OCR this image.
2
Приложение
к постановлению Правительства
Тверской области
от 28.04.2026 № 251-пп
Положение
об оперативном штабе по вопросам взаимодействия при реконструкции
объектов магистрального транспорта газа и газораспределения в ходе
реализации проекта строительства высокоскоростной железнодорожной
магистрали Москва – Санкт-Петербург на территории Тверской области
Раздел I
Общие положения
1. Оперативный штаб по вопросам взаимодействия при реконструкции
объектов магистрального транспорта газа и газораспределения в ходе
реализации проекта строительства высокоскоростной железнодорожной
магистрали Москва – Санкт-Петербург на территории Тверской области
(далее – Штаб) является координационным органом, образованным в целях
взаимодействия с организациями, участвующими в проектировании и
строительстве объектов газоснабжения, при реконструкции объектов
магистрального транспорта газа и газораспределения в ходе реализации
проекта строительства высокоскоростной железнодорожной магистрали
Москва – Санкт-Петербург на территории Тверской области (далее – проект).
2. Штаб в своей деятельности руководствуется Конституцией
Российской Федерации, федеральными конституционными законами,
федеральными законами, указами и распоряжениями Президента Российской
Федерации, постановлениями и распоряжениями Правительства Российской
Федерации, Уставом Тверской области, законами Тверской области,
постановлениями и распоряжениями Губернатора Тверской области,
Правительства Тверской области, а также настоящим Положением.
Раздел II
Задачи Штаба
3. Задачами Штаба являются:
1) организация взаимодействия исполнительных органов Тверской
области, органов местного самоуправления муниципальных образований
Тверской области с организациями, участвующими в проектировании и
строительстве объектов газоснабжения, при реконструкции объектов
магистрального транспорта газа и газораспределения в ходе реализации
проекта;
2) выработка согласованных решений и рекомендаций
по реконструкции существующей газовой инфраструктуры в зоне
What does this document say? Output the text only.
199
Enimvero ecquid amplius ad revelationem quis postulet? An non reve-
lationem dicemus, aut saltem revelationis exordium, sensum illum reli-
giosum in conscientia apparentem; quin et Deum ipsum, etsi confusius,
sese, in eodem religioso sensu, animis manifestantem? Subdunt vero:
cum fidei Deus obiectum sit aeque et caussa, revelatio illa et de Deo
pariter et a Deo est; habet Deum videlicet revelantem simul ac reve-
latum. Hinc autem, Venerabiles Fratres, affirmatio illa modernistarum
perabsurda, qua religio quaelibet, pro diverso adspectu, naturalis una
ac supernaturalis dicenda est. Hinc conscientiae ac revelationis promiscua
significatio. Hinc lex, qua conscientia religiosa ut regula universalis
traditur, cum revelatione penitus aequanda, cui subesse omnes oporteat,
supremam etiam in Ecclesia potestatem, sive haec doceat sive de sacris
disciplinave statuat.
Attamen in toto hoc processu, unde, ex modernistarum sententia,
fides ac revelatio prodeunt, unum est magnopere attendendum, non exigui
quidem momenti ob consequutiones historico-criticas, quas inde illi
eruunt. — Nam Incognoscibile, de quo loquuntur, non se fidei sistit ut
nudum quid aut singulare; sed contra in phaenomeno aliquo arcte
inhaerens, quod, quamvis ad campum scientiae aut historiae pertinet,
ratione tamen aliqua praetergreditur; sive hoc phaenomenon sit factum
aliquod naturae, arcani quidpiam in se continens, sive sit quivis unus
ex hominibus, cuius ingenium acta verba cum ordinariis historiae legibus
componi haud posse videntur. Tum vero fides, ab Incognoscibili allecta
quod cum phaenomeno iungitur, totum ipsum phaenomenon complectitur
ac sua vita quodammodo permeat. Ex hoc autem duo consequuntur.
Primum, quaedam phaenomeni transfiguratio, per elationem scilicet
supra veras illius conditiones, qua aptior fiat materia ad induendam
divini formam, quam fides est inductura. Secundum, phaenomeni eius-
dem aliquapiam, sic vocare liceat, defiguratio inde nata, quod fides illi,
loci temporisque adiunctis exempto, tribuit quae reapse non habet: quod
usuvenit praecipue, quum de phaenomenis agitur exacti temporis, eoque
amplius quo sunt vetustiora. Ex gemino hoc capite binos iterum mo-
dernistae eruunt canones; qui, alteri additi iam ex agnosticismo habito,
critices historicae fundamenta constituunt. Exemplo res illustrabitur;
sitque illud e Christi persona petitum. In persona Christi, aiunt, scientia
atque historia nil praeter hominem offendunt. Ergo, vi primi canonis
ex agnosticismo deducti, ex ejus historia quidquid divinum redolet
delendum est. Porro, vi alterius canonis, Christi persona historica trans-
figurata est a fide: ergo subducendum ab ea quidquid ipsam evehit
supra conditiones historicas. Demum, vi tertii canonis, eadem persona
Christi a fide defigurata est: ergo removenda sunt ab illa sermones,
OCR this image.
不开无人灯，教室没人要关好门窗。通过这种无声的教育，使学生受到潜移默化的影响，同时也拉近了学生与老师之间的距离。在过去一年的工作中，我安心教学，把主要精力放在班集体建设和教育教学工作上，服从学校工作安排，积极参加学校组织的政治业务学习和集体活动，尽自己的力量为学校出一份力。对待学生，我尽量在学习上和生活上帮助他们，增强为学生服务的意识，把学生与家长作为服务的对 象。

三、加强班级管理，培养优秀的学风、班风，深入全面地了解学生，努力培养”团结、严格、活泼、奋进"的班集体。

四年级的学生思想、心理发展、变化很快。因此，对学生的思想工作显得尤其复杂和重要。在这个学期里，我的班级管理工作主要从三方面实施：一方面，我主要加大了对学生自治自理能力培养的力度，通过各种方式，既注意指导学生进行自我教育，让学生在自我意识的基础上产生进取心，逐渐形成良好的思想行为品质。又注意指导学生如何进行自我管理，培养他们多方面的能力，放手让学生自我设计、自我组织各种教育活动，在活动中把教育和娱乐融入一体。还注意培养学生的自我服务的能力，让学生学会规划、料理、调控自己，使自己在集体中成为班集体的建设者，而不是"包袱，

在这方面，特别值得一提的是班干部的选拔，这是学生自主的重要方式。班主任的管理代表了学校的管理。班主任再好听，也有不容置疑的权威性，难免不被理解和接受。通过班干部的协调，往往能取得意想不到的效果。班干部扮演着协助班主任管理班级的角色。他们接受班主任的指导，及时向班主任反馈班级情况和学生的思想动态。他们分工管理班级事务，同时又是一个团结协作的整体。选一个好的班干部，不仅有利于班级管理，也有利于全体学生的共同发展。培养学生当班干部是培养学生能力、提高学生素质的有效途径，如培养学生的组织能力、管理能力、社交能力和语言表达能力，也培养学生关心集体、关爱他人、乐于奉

» WORK REQUIRED:
Take the entries and copy them out exactly.

» WRITTEN RESPONSE:
OCR this image.
2
Приложение
к постановлению Правительства
Тверской области
от 28.04.2026 № 251-пп
Положение
об оперативном штабе по вопросам взаимодействия при реконструкции
объектов магистрального транспорта газа и газораспределения в ходе
реализации проекта строительства высокоскоростной железнодорожной
магистрали Москва – Санкт-Петербург на территории Тверской области
Раздел I
Общие положения
1. Оперативный штаб по вопросам взаимодействия при реконструкции
объектов магистрального транспорта газа и газораспределения в ходе
реализации проекта строительства высокоскоростной железнодорожной
магистрали Москва – Санкт-Петербург на территории Тверской области
(далее – Штаб) является координационным органом, образованным в целях
взаимодействия с организациями, участвующими в проектировании и
строительстве объектов газоснабжения, при реконструкции объектов
магистрального транспорта газа и газораспределения в ходе реализации
проекта строительства высокоскоростной железнодорожной магистрали
Москва – Санкт-Петербург на территории Тверской области (далее – проект).
2. Штаб в своей деятельности руководствуется Конституцией
Российской Федерации, федеральными конституционными законами,
федеральными законами, указами и распоряжениями Президента Российской
Федерации, постановлениями и распоряжениями Правительства Российской
Федерации, Уставом Тверской области, законами Тверской области,
постановлениями и распоряжениями Губернатора Тверской области,
Правительства Тверской области, а также настоящим Положением.
Раздел II
Задачи Штаба
3. Задачами Штаба являются:
1) организация взаимодействия исполнительных органов Тверской
области, органов местного самоуправления муниципальных образований
Тверской области с организациями, участвующими в проектировании и
строительстве объектов газоснабжения, при реконструкции объектов
магистрального транспорта газа и газораспределения в ходе реализации
проекта;
2) выработка согласованных решений и рекомендаций
по реконструкции существующей газовой инфраструктуры в зоне
What does this document say? Output the text only.
199
Enimvero ecquid amplius ad revelationem quis postulet? An non reve-
lationem dicemus, aut saltem revelationis exordium, sensum illum reli-
giosum in conscientia apparentem; quin et Deum ipsum, etsi confusius,
sese, in eodem religioso sensu, animis manifestantem? Subdunt vero:
cum fidei Deus obiectum sit aeque et caussa, revelatio illa et de Deo
pariter et a Deo est; habet Deum videlicet revelantem simul ac reve-
latum. Hinc autem, Venerabiles Fratres, affirmatio illa modernistarum
perabsurda, qua religio quaelibet, pro diverso adspectu, naturalis una
ac supernaturalis dicenda est. Hinc conscientiae ac revelationis promiscua
significatio. Hinc lex, qua conscientia religiosa ut regula universalis
traditur, cum revelatione penitus aequanda, cui subesse omnes oporteat,
supremam etiam in Ecclesia potestatem, sive haec doceat sive de sacris
disciplinave statuat.
Attamen in toto hoc processu, unde, ex modernistarum sententia,
fides ac revelatio prodeunt, unum est magnopere attendendum, non exigui
quidem momenti ob consequutiones historico-criticas, quas inde illi
eruunt. — Nam Incognoscibile, de quo loquuntur, non se fidei sistit ut
nudum quid aut singulare; sed contra in phaenomeno aliquo arcte
inhaerens, quod, quamvis ad campum scientiae aut historiae pertinet,
ratione tamen aliqua praetergreditur; sive hoc phaenomenon sit factum
aliquod naturae, arcani quidpiam in se continens, sive sit quivis unus
ex hominibus, cuius ingenium acta verba cum ordinariis historiae legibus
componi haud posse videntur. Tum vero fides, ab Incognoscibili allecta
quod cum phaenomeno iungitur, totum ipsum phaenomenon complectitur
ac sua vita quodammodo permeat. Ex hoc autem duo consequuntur.
Primum, quaedam phaenomeni transfiguratio, per elationem scilicet
supra veras illius conditiones, qua aptior fiat materia ad induendam
divini formam, quam fides est inductura. Secundum, phaenomeni eius-
dem aliquapiam, sic vocare liceat, defiguratio inde nata, quod fides illi,
loci temporisque adiunctis exempto, tribuit quae reapse non habet: quod
usuvenit praecipue, quum de phaenomenis agitur exacti temporis, eoque
amplius quo sunt vetustiora. Ex gemino hoc capite binos iterum mo-
dernistae eruunt canones; qui, alteri additi iam ex agnosticismo habito,
critices historicae fundamenta constituunt. Exemplo res illustrabitur;
sitque illud e Christi persona petitum. In persona Christi, aiunt, scientia
atque historia nil praeter hominem offendunt. Ergo, vi primi canonis
ex agnosticismo deducti, ex ejus historia quidquid divinum redolet
delendum est. Porro, vi alterius canonis, Christi persona historica trans-
figurata est a fide: ergo subducendum ab ea quidquid ipsam evehit
supra conditiones historicas. Demum, vi tertii canonis, eadem persona
Christi a fide defigurata est: ergo removenda sunt ab illa sermones,
OCR this image.
不开无人灯，教室没人要关好门窗。通过这种无声的教育，使学生受到潜移默化的影响，同时也拉近了学生与老师之间的距离。在过去一年的工作中，我安心教学，把主要精力放在班集体建设和教育教学工作上，服从学校工作安排，积极参加学校组织的政治业务学习和集体活动，尽自己的力量为学校出一份力。对待学生，我尽量在学习上和生活上帮助他们，增强为学生服务的意识，把学生与家长作为服务的对 象。

三、加强班级管理，培养优秀的学风、班风，深入全面地了解学生，努力培养”团结、严格、活泼、奋进"的班集体。

四年级的学生思想、心理发展、变化很快。因此，对学生的思想工作显得尤其复杂和重要。在这个学期里，我的班级管理工作主要从三方面实施：一方面，我主要加大了对学生自治自理能力培养的力度，通过各种方式，既注意指导学生进行自我教育，让学生在自我意识的基础上产生进取心，逐渐形成良好的思想行为品质。又注意指导学生如何进行自我管理，培养他们多方面的能力，放手让学生自我设计、自我组织各种教育活动，在活动中把教育和娱乐融入一体。还注意培养学生的自我服务的能力，让学生学会规划、料理、调控自己，使自己在集体中成为班集体的建设者，而不是"包袱，

在这方面，特别值得一提的是班干部的选拔，这是学生自主的重要方式。班主任的管理代表了学校的管理。班主任再好听，也有不容置疑的权威性，难免不被理解和接受。通过班干部的协调，往往能取得意想不到的效果。班干部扮演着协助班主任管理班级的角色。他们接受班主任的指导，及时向班主任反馈班级情况和学生的思想动态。他们分工管理班级事务，同时又是一个团结协作的整体。选一个好的班干部，不仅有利于班级管理，也有利于全体学生的共同发展。培养学生当班干部是培养学生能力、提高学生素质的有效途径，如培养学生的组织能力、管理能力、社交能力和语言表达能力，也培养学生关心集体、关爱他人、乐于奉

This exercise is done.